[Figure collection entries]

[BEGIN]

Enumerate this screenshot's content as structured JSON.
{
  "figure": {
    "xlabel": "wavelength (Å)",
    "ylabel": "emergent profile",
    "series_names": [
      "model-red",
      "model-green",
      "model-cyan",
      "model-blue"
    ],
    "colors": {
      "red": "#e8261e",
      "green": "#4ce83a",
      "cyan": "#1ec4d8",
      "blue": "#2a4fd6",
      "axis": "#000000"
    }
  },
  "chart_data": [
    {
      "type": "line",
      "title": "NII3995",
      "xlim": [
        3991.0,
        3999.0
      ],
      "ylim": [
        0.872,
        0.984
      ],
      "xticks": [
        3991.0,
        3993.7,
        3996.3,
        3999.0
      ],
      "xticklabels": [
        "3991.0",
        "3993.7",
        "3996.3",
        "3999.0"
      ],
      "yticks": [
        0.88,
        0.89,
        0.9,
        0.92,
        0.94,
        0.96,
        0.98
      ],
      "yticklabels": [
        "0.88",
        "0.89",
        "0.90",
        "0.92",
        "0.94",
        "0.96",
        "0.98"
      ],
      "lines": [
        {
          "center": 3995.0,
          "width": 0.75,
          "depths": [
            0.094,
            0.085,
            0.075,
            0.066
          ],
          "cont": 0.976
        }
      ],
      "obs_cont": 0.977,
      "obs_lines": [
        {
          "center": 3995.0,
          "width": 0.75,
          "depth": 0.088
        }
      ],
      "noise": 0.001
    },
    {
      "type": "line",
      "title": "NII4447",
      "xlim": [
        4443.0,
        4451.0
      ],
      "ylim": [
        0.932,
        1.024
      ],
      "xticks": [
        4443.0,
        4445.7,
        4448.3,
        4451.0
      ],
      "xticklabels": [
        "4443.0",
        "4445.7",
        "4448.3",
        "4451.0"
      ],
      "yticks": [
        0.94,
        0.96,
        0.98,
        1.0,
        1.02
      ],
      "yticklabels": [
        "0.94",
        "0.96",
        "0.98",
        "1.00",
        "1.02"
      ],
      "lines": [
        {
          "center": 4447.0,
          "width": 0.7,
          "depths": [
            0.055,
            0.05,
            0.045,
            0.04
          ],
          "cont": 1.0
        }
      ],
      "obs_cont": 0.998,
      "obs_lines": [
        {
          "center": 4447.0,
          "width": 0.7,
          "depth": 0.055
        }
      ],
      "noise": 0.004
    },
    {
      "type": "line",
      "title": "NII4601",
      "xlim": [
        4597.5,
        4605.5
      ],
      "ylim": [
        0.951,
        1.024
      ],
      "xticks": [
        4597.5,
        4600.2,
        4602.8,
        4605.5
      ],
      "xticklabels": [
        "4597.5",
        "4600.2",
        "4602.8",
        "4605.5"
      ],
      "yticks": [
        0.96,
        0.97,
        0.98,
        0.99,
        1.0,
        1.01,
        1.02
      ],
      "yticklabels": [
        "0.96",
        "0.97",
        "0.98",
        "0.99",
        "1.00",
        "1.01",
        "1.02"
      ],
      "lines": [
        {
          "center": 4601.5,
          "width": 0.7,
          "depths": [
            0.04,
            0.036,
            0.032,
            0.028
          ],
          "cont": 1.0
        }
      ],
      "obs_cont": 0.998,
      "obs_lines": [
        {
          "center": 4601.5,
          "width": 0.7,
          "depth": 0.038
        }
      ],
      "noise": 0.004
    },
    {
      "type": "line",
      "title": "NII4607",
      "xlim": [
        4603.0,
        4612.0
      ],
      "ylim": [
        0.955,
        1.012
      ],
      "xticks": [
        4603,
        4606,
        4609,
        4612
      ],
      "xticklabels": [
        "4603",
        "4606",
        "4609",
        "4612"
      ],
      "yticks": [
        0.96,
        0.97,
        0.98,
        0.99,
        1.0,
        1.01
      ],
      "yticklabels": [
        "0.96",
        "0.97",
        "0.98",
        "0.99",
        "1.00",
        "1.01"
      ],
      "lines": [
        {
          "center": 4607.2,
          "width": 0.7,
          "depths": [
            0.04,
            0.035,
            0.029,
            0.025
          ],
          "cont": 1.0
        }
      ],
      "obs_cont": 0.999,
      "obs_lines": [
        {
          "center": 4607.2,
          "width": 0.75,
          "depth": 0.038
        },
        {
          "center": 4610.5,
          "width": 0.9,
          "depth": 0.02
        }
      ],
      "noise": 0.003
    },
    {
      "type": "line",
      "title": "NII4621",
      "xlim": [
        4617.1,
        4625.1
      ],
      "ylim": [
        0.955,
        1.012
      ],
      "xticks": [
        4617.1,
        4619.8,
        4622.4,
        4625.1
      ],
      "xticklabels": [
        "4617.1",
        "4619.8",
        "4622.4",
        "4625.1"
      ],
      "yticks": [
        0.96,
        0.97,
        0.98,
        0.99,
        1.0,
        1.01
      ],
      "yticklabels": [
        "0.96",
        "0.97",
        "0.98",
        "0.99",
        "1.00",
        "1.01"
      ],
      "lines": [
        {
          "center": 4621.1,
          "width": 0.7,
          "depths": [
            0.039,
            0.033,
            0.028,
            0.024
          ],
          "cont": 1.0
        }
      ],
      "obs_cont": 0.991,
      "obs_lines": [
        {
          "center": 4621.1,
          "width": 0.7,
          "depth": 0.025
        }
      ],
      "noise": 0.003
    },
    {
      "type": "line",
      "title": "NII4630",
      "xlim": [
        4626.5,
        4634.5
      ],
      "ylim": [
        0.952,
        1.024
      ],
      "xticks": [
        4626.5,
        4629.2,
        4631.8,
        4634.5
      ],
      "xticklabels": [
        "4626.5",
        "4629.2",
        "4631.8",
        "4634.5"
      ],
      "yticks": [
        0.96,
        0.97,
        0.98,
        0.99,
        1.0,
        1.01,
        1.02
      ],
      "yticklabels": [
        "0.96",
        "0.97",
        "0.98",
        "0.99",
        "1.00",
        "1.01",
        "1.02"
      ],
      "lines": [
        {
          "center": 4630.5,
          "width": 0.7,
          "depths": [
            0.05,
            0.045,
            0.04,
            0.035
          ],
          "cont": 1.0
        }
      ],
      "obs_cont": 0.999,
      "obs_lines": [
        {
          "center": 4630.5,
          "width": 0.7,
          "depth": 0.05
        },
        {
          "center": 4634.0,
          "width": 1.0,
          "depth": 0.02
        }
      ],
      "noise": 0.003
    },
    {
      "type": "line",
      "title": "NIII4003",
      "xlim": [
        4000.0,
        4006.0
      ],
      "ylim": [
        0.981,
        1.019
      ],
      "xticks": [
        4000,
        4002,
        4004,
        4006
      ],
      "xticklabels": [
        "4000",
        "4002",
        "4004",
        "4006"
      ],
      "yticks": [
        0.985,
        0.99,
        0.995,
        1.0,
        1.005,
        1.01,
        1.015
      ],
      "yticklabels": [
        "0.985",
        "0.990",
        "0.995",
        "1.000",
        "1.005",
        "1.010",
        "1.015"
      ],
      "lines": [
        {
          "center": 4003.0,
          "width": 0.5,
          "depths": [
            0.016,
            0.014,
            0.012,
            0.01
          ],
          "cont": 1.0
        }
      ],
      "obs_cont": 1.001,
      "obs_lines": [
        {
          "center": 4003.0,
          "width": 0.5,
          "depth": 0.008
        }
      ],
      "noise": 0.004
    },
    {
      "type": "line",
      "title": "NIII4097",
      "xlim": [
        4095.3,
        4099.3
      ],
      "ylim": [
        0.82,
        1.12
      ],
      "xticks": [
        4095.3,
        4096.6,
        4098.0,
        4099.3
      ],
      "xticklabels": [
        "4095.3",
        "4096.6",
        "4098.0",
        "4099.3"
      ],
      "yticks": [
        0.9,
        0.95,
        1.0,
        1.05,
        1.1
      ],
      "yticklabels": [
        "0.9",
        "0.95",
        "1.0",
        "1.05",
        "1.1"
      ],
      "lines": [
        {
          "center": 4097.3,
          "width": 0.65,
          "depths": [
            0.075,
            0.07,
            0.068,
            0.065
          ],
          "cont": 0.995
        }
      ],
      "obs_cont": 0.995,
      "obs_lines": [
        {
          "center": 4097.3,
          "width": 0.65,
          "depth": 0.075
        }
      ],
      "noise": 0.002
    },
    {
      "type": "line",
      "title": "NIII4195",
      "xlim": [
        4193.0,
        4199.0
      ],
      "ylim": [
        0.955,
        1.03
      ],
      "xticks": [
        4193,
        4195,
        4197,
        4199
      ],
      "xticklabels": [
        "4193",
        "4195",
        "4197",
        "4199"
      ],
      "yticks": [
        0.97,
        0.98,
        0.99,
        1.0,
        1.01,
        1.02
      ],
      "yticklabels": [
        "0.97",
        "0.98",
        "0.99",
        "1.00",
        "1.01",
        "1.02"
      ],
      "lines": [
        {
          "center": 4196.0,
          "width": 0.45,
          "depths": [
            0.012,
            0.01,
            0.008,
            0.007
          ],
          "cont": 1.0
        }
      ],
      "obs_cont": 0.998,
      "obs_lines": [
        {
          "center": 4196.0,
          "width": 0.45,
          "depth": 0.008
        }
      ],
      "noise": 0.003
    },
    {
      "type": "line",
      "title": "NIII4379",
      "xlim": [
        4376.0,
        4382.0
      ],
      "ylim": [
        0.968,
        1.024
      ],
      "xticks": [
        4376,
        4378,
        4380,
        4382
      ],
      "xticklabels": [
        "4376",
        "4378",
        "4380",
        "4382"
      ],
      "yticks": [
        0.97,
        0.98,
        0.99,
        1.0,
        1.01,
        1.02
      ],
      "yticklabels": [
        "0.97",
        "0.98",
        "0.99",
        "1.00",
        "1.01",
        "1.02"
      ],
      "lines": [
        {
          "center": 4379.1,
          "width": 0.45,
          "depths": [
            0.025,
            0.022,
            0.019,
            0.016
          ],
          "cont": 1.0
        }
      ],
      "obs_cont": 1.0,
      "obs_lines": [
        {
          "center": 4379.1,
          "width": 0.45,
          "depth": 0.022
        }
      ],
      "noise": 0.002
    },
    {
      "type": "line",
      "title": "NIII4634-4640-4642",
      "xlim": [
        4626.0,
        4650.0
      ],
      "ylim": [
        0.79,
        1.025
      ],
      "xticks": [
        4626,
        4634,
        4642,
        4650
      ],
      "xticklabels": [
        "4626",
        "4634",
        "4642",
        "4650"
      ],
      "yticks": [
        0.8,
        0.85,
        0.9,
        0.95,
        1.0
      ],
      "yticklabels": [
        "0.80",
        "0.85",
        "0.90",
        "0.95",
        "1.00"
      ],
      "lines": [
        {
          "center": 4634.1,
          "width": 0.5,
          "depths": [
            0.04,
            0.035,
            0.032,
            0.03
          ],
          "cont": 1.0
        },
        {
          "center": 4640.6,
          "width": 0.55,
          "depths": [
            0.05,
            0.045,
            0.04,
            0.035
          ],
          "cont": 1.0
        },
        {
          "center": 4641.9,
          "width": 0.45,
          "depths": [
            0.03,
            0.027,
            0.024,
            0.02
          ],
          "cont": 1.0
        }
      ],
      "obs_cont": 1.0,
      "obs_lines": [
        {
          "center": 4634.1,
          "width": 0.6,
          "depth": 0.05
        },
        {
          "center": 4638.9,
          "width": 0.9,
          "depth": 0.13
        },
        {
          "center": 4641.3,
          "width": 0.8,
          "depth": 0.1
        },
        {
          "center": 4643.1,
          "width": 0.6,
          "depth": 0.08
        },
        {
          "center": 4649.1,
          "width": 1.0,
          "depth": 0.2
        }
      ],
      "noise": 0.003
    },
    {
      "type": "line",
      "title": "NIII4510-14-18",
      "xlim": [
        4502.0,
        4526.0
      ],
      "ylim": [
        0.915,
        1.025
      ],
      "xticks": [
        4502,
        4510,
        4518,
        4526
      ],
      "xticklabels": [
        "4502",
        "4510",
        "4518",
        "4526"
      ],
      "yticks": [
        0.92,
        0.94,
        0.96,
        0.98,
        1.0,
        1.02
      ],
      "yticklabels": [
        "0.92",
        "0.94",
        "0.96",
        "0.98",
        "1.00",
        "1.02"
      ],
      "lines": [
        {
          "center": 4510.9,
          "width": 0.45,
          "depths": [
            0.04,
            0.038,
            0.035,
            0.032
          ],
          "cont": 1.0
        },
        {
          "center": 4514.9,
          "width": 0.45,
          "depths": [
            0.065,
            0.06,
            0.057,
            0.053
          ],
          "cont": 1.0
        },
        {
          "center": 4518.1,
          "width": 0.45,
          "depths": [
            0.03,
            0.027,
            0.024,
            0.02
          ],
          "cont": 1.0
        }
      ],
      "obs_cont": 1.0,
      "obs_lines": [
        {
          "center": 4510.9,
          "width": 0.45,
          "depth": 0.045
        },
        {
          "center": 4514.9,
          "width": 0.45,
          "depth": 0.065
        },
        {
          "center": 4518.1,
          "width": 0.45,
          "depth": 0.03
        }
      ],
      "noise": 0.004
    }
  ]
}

[END]

• Required work:
In the lines above, locate the string "model". Copy every line where it occurs.

• Worked answer:
      "model-red",
      "model-green",
      "model-cyan",
      "model-blue"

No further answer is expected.